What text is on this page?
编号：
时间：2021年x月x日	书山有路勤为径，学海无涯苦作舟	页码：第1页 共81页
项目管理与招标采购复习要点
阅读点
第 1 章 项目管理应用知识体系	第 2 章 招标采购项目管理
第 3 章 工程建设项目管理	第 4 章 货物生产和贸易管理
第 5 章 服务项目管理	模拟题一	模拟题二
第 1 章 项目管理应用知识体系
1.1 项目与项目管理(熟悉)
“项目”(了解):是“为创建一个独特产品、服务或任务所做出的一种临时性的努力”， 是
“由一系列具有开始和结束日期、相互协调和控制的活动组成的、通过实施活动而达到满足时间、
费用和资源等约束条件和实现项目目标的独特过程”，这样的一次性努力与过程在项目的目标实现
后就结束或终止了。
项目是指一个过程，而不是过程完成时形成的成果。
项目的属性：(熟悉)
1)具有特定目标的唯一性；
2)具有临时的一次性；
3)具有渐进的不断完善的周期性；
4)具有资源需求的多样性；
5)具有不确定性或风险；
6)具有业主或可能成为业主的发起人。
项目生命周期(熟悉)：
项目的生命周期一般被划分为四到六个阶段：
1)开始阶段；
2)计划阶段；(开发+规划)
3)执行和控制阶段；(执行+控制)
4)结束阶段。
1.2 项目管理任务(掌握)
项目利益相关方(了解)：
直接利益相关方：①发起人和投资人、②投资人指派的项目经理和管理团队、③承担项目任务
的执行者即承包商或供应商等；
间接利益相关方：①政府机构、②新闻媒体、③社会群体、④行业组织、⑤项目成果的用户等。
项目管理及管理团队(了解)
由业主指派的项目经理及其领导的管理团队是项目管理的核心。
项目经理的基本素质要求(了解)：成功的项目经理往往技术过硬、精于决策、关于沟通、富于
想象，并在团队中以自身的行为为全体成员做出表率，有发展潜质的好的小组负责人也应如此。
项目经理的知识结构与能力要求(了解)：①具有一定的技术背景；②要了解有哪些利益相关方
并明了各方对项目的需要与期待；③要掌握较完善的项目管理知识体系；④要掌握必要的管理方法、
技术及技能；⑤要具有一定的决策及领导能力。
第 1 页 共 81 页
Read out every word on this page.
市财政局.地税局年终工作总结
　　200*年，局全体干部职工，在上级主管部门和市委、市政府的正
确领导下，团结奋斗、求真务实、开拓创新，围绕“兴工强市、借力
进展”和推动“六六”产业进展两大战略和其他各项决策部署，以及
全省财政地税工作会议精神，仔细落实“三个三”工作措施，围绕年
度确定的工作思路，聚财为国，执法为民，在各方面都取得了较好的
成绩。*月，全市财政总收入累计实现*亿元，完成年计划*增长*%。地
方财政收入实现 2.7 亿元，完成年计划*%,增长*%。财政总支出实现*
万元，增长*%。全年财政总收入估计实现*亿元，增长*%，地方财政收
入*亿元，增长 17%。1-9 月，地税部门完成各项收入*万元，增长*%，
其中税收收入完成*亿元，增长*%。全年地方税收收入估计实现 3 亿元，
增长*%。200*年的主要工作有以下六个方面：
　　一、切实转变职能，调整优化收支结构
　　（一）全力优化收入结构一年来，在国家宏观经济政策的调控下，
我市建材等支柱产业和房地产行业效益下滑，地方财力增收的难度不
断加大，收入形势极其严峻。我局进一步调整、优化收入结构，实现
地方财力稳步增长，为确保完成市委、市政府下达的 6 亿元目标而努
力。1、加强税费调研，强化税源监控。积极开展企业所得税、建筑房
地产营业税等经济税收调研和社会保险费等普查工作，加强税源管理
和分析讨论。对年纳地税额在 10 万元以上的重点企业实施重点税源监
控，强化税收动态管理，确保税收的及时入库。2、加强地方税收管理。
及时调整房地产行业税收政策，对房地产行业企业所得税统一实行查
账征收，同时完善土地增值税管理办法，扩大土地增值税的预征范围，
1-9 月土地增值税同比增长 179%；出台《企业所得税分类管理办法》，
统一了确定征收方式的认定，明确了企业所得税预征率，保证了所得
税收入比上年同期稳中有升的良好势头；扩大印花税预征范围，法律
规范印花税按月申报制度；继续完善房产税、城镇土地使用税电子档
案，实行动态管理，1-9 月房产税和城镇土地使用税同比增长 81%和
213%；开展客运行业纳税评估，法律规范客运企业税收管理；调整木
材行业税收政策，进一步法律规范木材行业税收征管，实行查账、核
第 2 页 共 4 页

───

What is required: How many of the lines above include the word "项目管理应用知识体系"? Respond with the number alone.

Solved exercise: 2